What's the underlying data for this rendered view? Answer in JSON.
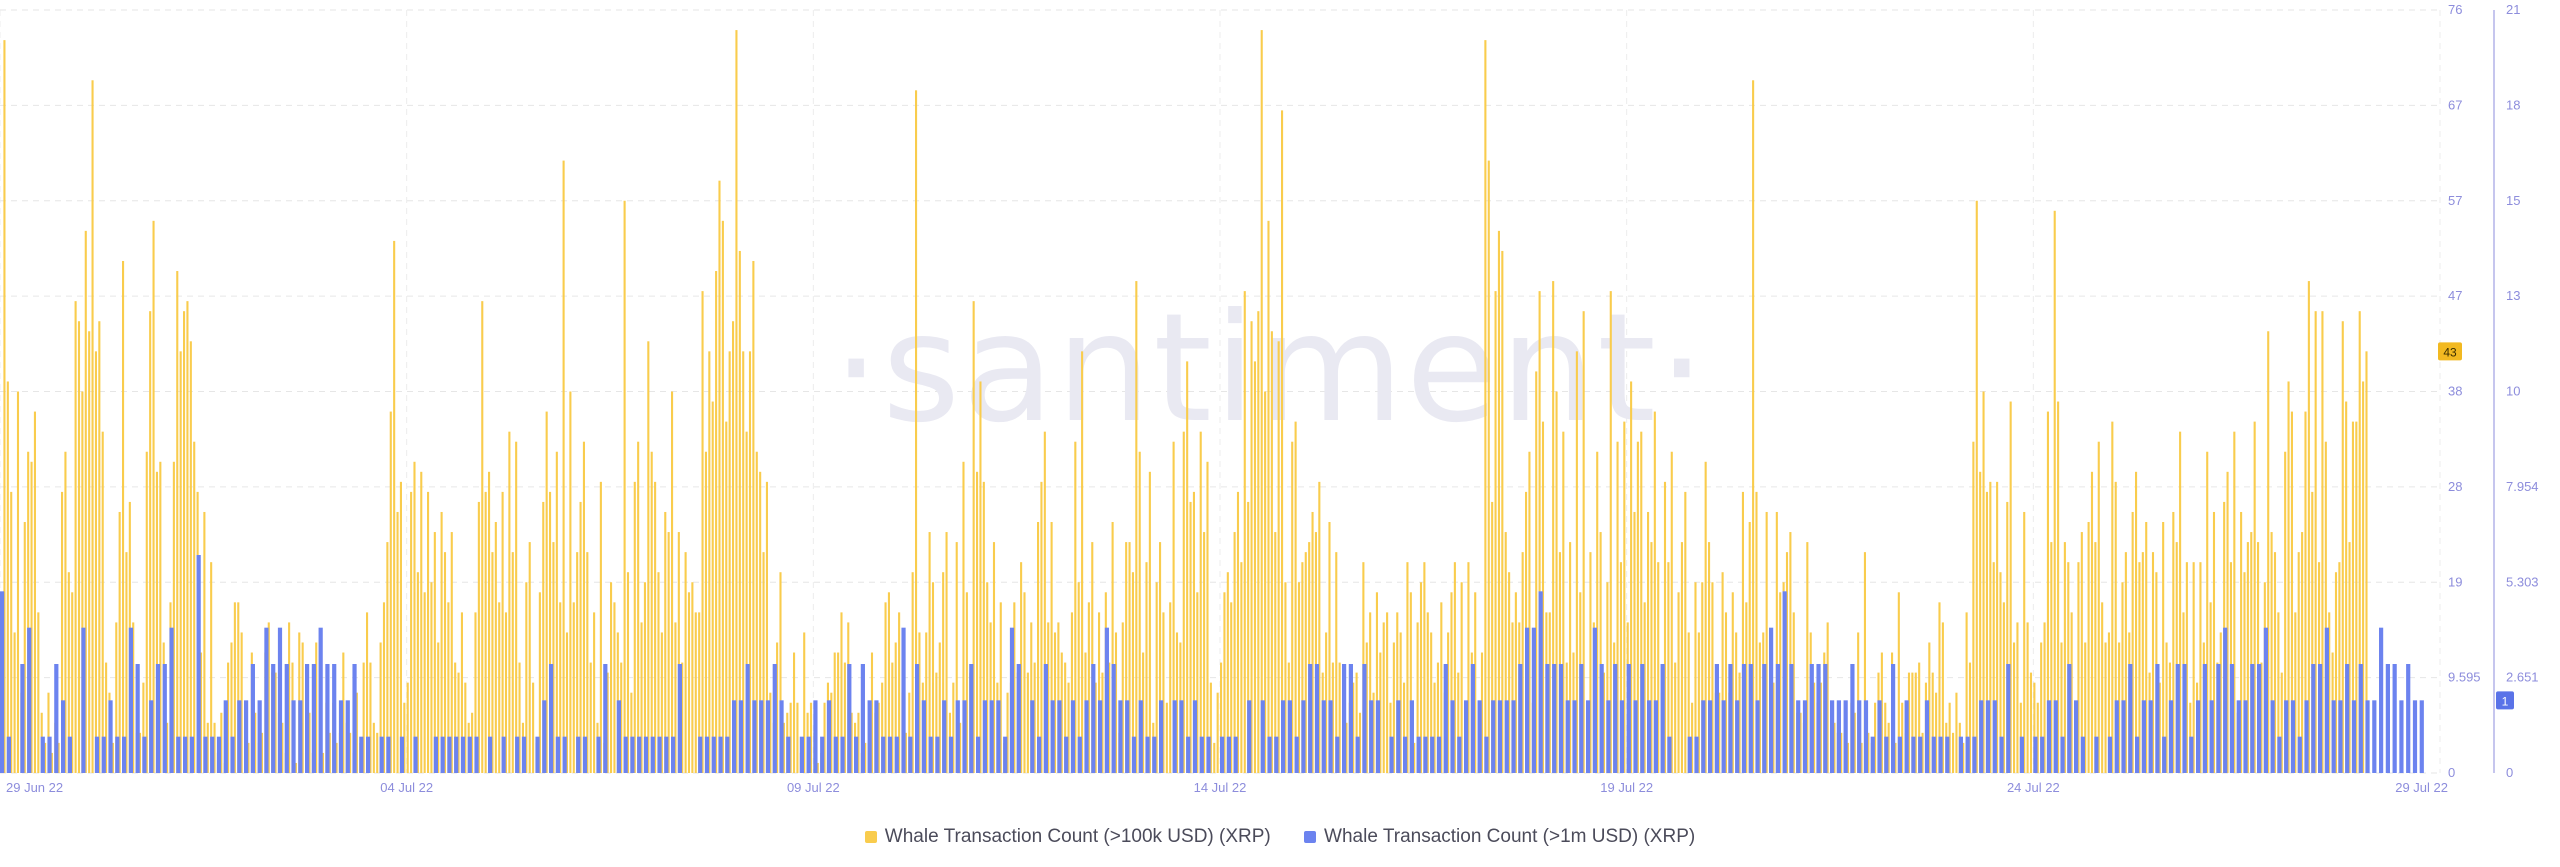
{
  "chart_data": {
    "type": "bar",
    "watermark": "·santiment·",
    "x_ticks": [
      "29 Jun 22",
      "04 Jul 22",
      "09 Jul 22",
      "14 Jul 22",
      "19 Jul 22",
      "24 Jul 22",
      "29 Jul 22"
    ],
    "x_range": [
      "2022-06-29T00:00",
      "2022-07-29T00:00"
    ],
    "left_axis": {
      "ylim": [
        0,
        76
      ],
      "ticks": [
        "0",
        "9.595",
        "19",
        "28",
        "38",
        "47",
        "57",
        "67",
        "76"
      ]
    },
    "right_axis": {
      "ylim": [
        0,
        21
      ],
      "ticks": [
        "0",
        "2.651",
        "5.303",
        "7.954",
        "10",
        "13",
        "15",
        "18",
        "21"
      ]
    },
    "last_value_badges": {
      "left": "43",
      "right": "1"
    },
    "grid": true,
    "legend_position": "bottom-center",
    "series": [
      {
        "name": "Whale Transaction Count (>100k USD) (XRP)",
        "color": "#f9cc4d",
        "axis": "left",
        "interval_hours": 1,
        "values": [
          14,
          73,
          39,
          28,
          14,
          38,
          8,
          25,
          32,
          31,
          36,
          16,
          6,
          3,
          8,
          2,
          5,
          3,
          28,
          32,
          20,
          18,
          47,
          45,
          38,
          54,
          44,
          69,
          42,
          45,
          34,
          11,
          8,
          3,
          15,
          26,
          51,
          22,
          27,
          15,
          4,
          4,
          9,
          32,
          46,
          55,
          30,
          31,
          13,
          5,
          17,
          31,
          50,
          42,
          46,
          47,
          43,
          33,
          28,
          12,
          26,
          5,
          21,
          5,
          2,
          6,
          1,
          11,
          13,
          17,
          17,
          14,
          7,
          3,
          12,
          6,
          3,
          4,
          12,
          15,
          10,
          10,
          6,
          5,
          2,
          15,
          11,
          1,
          14,
          13,
          5,
          6,
          2,
          13,
          1,
          2,
          7,
          4,
          7,
          3,
          4,
          12,
          5,
          4,
          2,
          8,
          3,
          11,
          16,
          11,
          5,
          4,
          13,
          17,
          23,
          36,
          53,
          26,
          29,
          7,
          9,
          28,
          31,
          20,
          30,
          18,
          28,
          19,
          24,
          13,
          26,
          22,
          17,
          24,
          11,
          10,
          16,
          9,
          5,
          6,
          16,
          27,
          47,
          28,
          30,
          22,
          25,
          17,
          28,
          16,
          34,
          22,
          33,
          11,
          5,
          19,
          23,
          9,
          3,
          18,
          27,
          36,
          28,
          23,
          32,
          17,
          61,
          14,
          38,
          17,
          22,
          27,
          33,
          22,
          11,
          16,
          5,
          29,
          3,
          10,
          19,
          17,
          14,
          11,
          57,
          20,
          8,
          29,
          33,
          15,
          19,
          43,
          32,
          29,
          20,
          14,
          26,
          24,
          38,
          15,
          24,
          11,
          22,
          18,
          19,
          16,
          16,
          48,
          32,
          42,
          37,
          50,
          59,
          55,
          35,
          42,
          45,
          74,
          52,
          42,
          34,
          42,
          51,
          32,
          30,
          22,
          29,
          8,
          5,
          13,
          20,
          5,
          6,
          7,
          12,
          7,
          2,
          14,
          6,
          7,
          4,
          1,
          2,
          7,
          9,
          8,
          12,
          12,
          16,
          11,
          15,
          6,
          5,
          6,
          2,
          3,
          3,
          12,
          6,
          7,
          9,
          17,
          18,
          11,
          13,
          16,
          8,
          4,
          8,
          20,
          68,
          14,
          9,
          14,
          24,
          19,
          10,
          13,
          20,
          24,
          6,
          9,
          23,
          5,
          31,
          18,
          10,
          47,
          30,
          39,
          29,
          19,
          15,
          23,
          9,
          17,
          3,
          8,
          9,
          17,
          10,
          21,
          18,
          10,
          15,
          11,
          25,
          29,
          34,
          15,
          25,
          14,
          15,
          12,
          11,
          9,
          16,
          33,
          19,
          42,
          12,
          17,
          23,
          9,
          16,
          10,
          18,
          11,
          25,
          14,
          4,
          15,
          23,
          23,
          20,
          49,
          32,
          12,
          21,
          30,
          5,
          19,
          23,
          16,
          7,
          17,
          33,
          14,
          13,
          34,
          41,
          27,
          28,
          18,
          34,
          24,
          31,
          9,
          3,
          8,
          11,
          18,
          20,
          17,
          24,
          28,
          21,
          48,
          27,
          45,
          41,
          46,
          74,
          38,
          55,
          44,
          24,
          43,
          66,
          19,
          11,
          33,
          35,
          19,
          21,
          22,
          23,
          26,
          24,
          29,
          10,
          14,
          25,
          11,
          22,
          11,
          10,
          5,
          7,
          9,
          10,
          6,
          21,
          13,
          16,
          8,
          18,
          12,
          15,
          16,
          7,
          13,
          16,
          14,
          9,
          21,
          18,
          3,
          15,
          19,
          21,
          16,
          14,
          9,
          11,
          17,
          8,
          14,
          18,
          21,
          10,
          19,
          7,
          21,
          12,
          18,
          1,
          12,
          73,
          61,
          27,
          48,
          54,
          52,
          24,
          20,
          15,
          18,
          15,
          22,
          28,
          32,
          7,
          40,
          48,
          35,
          16,
          16,
          49,
          38,
          22,
          34,
          11,
          23,
          12,
          42,
          18,
          46,
          6,
          22,
          15,
          32,
          24,
          10,
          19,
          48,
          13,
          33,
          21,
          35,
          15,
          39,
          26,
          33,
          34,
          17,
          26,
          23,
          36,
          21,
          8,
          29,
          21,
          32,
          11,
          18,
          23,
          28,
          14,
          7,
          19,
          14,
          19,
          31,
          23,
          19,
          8,
          8,
          20,
          16,
          8,
          18,
          14,
          10,
          28,
          17,
          25,
          69,
          28,
          13,
          14,
          26,
          13,
          9,
          26,
          18,
          19,
          22,
          24,
          16,
          6,
          6,
          5,
          23,
          14,
          9,
          7,
          9,
          12,
          15,
          6,
          5,
          4,
          4,
          4,
          3,
          7,
          6,
          14,
          3,
          22,
          4,
          3,
          7,
          10,
          12,
          7,
          5,
          12,
          3,
          18,
          7,
          4,
          10,
          10,
          10,
          11,
          4,
          9,
          13,
          10,
          8,
          17,
          15,
          5,
          7,
          4,
          8,
          5,
          3,
          16,
          11,
          33,
          57,
          30,
          38,
          28,
          29,
          21,
          29,
          20,
          17,
          27,
          37,
          13,
          15,
          7,
          26,
          15,
          10,
          9,
          7,
          13,
          15,
          36,
          23,
          56,
          37,
          13,
          23,
          21,
          16,
          5,
          21,
          24,
          13,
          25,
          30,
          23,
          33,
          17,
          13,
          14,
          35,
          29,
          13,
          19,
          22,
          14,
          26,
          30,
          21,
          22,
          25,
          10,
          22,
          20,
          9,
          25,
          13,
          11,
          26,
          23,
          34,
          16,
          21,
          7,
          21,
          9,
          21,
          13,
          32,
          17,
          26,
          11,
          14,
          27,
          30,
          21,
          34,
          6,
          26,
          20,
          23,
          24,
          35,
          23,
          11,
          19,
          44,
          24,
          22,
          16,
          10,
          32,
          39,
          36,
          16,
          22,
          24,
          36,
          49,
          28,
          46,
          21,
          46,
          33,
          16,
          12,
          20,
          21,
          45,
          37,
          23,
          35,
          35,
          46,
          39,
          42
        ]
      },
      {
        "name": "Whale Transaction Count (>1m USD) (XRP)",
        "color": "#6c83ef",
        "axis": "right",
        "interval_hours": 2,
        "values": [
          5,
          1,
          0,
          3,
          4,
          0,
          1,
          1,
          3,
          2,
          1,
          0,
          4,
          0,
          1,
          1,
          2,
          1,
          1,
          4,
          3,
          1,
          2,
          3,
          3,
          4,
          1,
          1,
          1,
          6,
          1,
          1,
          1,
          2,
          1,
          2,
          2,
          3,
          2,
          4,
          3,
          4,
          3,
          2,
          2,
          3,
          3,
          4,
          3,
          3,
          2,
          2,
          3,
          1,
          1,
          0,
          1,
          1,
          0,
          1,
          0,
          1,
          0,
          0,
          1,
          1,
          1,
          1,
          1,
          1,
          1,
          0,
          1,
          0,
          1,
          0,
          1,
          1,
          0,
          1,
          2,
          3,
          1,
          1,
          0,
          1,
          1,
          0,
          1,
          3,
          0,
          2,
          1,
          1,
          1,
          1,
          1,
          1,
          1,
          1,
          3,
          0,
          0,
          1,
          1,
          1,
          1,
          1,
          2,
          2,
          3,
          2,
          2,
          2,
          3,
          2,
          1,
          0,
          1,
          1,
          2,
          1,
          2,
          1,
          1,
          3,
          1,
          3,
          2,
          2,
          1,
          1,
          1,
          4,
          1,
          3,
          2,
          1,
          1,
          2,
          1,
          2,
          2,
          3,
          1,
          2,
          2,
          2,
          1,
          4,
          3,
          0,
          2,
          1,
          3,
          2,
          2,
          1,
          2,
          1,
          2,
          3,
          2,
          4,
          3,
          2,
          2,
          1,
          2,
          1,
          1,
          2,
          0,
          2,
          2,
          1,
          2,
          1,
          1,
          0,
          1,
          1,
          1,
          0,
          2,
          0,
          2,
          1,
          1,
          2,
          2,
          1,
          2,
          3,
          3,
          2,
          2,
          1,
          3,
          3,
          1,
          3,
          2,
          2,
          0,
          1,
          2,
          1,
          2,
          1,
          1,
          1,
          1,
          3,
          2,
          1,
          2,
          3,
          2,
          1,
          2,
          2,
          2,
          2,
          3,
          4,
          4,
          5,
          3,
          3,
          3,
          2,
          2,
          3,
          2,
          4,
          3,
          2,
          3,
          2,
          3,
          2,
          3,
          2,
          2,
          3,
          1,
          0,
          0,
          1,
          1,
          2,
          2,
          3,
          2,
          3,
          2,
          3,
          3,
          2,
          3,
          4,
          3,
          5,
          3,
          2,
          2,
          3,
          3,
          3,
          2,
          2,
          2,
          3,
          2,
          2,
          1,
          2,
          1,
          3,
          1,
          2,
          1,
          1,
          2,
          1,
          1,
          1,
          0,
          1,
          1,
          1,
          2,
          2,
          2,
          1,
          3,
          0,
          1,
          0,
          1,
          1,
          2,
          2,
          1,
          3,
          2,
          1,
          0,
          1,
          0,
          1,
          2,
          2,
          3,
          1,
          2,
          2,
          3,
          1,
          2,
          3,
          3,
          1,
          2,
          3,
          2,
          3,
          4,
          3,
          2,
          2,
          3,
          3,
          4,
          2,
          1,
          2,
          2,
          1,
          2,
          3,
          3,
          4,
          2,
          2,
          3,
          2,
          3,
          2,
          2,
          4,
          3,
          3,
          2,
          3,
          2,
          2
        ]
      }
    ]
  }
}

◆ ◆ ◆ ◆ ◆

◆ **Your instructions**: Give only a number: how many lines of the data hold the string "Transaction"?

◆ **Exercise output**: 2